Task objective:
Every record below should be printed exactly as it appears.

Data:
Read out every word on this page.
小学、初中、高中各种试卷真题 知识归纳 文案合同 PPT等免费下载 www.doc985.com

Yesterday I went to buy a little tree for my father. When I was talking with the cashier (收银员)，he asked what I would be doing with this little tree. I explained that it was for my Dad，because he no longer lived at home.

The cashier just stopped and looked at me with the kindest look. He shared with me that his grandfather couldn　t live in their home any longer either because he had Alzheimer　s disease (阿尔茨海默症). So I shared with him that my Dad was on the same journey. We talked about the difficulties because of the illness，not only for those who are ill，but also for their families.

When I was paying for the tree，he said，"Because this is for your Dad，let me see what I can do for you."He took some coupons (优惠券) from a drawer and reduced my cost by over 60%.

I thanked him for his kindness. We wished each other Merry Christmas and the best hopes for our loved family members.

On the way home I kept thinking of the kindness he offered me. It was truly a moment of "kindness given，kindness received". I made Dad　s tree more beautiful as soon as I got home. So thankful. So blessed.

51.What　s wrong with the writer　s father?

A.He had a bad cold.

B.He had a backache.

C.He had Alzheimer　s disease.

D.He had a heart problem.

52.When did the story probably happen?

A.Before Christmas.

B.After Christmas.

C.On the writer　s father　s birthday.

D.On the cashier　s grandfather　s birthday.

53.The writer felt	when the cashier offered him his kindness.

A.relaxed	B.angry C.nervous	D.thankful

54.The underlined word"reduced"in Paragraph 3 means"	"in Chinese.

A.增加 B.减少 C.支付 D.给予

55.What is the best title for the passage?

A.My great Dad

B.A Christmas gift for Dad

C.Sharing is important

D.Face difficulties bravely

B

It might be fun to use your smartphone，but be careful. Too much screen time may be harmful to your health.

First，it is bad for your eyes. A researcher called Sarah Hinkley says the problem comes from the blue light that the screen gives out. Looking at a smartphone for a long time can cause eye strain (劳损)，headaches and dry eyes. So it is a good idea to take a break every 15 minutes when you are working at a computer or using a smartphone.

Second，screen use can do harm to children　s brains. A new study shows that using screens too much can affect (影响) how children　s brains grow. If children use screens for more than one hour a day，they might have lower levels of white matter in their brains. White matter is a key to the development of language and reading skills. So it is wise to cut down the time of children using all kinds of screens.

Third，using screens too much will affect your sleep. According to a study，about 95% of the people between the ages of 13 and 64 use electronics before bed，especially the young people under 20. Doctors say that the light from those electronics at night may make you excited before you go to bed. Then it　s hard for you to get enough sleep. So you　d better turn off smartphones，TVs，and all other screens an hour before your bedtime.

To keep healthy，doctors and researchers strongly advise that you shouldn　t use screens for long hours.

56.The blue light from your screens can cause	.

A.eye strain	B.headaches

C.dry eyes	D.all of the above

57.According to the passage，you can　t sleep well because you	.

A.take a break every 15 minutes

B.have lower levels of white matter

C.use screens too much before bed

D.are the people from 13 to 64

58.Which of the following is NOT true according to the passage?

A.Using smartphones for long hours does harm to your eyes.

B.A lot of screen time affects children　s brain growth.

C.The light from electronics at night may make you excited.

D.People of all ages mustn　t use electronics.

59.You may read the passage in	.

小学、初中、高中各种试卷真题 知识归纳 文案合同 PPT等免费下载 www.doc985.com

Answer for the task:
Read out every word on this page.
小学、初中、高中各种试卷真题 知识归纳 文案合同 PPT等免费下载 www.doc985.com

Yesterday I went to buy a little tree for my father. When I was talking with the cashier (收银员)，he asked what I would be doing with this little tree. I explained that it was for my Dad，because he no longer lived at home.

The cashier just stopped and looked at me with the kindest look. He shared with me that his grandfather couldn　t live in their home any longer either because he had Alzheimer　s disease (阿尔茨海默症). So I shared with him that my Dad was on the same journey. We talked about the difficulties because of the illness，not only for those who are ill，but also for their families.

When I was paying for the tree，he said，"Because this is for your Dad，let me see what I can do for you."He took some coupons (优惠券) from a drawer and reduced my cost by over 60%.

I thanked him for his kindness. We wished each other Merry Christmas and the best hopes for our loved family members.

On the way home I kept thinking of the kindness he offered me. It was truly a moment of "kindness given，kindness received". I made Dad　s tree more beautiful as soon as I got home. So thankful. So blessed.

51.What　s wrong with the writer　s father?

A.He had a bad cold.

B.He had a backache.

C.He had Alzheimer　s disease.

D.He had a heart problem.

52.When did the story probably happen?

A.Before Christmas.

B.After Christmas.

C.On the writer　s father　s birthday.

D.On the cashier　s grandfather　s birthday.

53.The writer felt	when the cashier offered him his kindness.

A.relaxed	B.angry C.nervous	D.thankful

54.The underlined word"reduced"in Paragraph 3 means"	"in Chinese.

A.增加 B.减少 C.支付 D.给予

55.What is the best title for the passage?

A.My great Dad

B.A Christmas gift for Dad

C.Sharing is important

D.Face difficulties bravely

B

It might be fun to use your smartphone，but be careful. Too much screen time may be harmful to your health.

First，it is bad for your eyes. A researcher called Sarah Hinkley says the problem comes from the blue light that the screen gives out. Looking at a smartphone for a long time can cause eye strain (劳损)，headaches and dry eyes. So it is a good idea to take a break every 15 minutes when you are working at a computer or using a smartphone.

Second，screen use can do harm to children　s brains. A new study shows that using screens too much can affect (影响) how children　s brains grow. If children use screens for more than one hour a day，they might have lower levels of white matter in their brains. White matter is a key to the development of language and reading skills. So it is wise to cut down the time of children using all kinds of screens.

Third，using screens too much will affect your sleep. According to a study，about 95% of the people between the ages of 13 and 64 use electronics before bed，especially the young people under 20. Doctors say that the light from those electronics at night may make you excited before you go to bed. Then it　s hard for you to get enough sleep. So you　d better turn off smartphones，TVs，and all other screens an hour before your bedtime.

To keep healthy，doctors and researchers strongly advise that you shouldn　t use screens for long hours.

56.The blue light from your screens can cause	.

A.eye strain	B.headaches

C.dry eyes	D.all of the above

57.According to the passage，you can　t sleep well because you	.

A.take a break every 15 minutes

B.have lower levels of white matter

C.use screens too much before bed

D.are the people from 13 to 64

58.Which of the following is NOT true according to the passage?

A.Using smartphones for long hours does harm to your eyes.

B.A lot of screen time affects children　s brain growth.

C.The light from electronics at night may make you excited.

D.People of all ages mustn　t use electronics.

59.You may read the passage in	.

小学、初中、高中各种试卷真题 知识归纳 文案合同 PPT等免费下载 www.doc985.com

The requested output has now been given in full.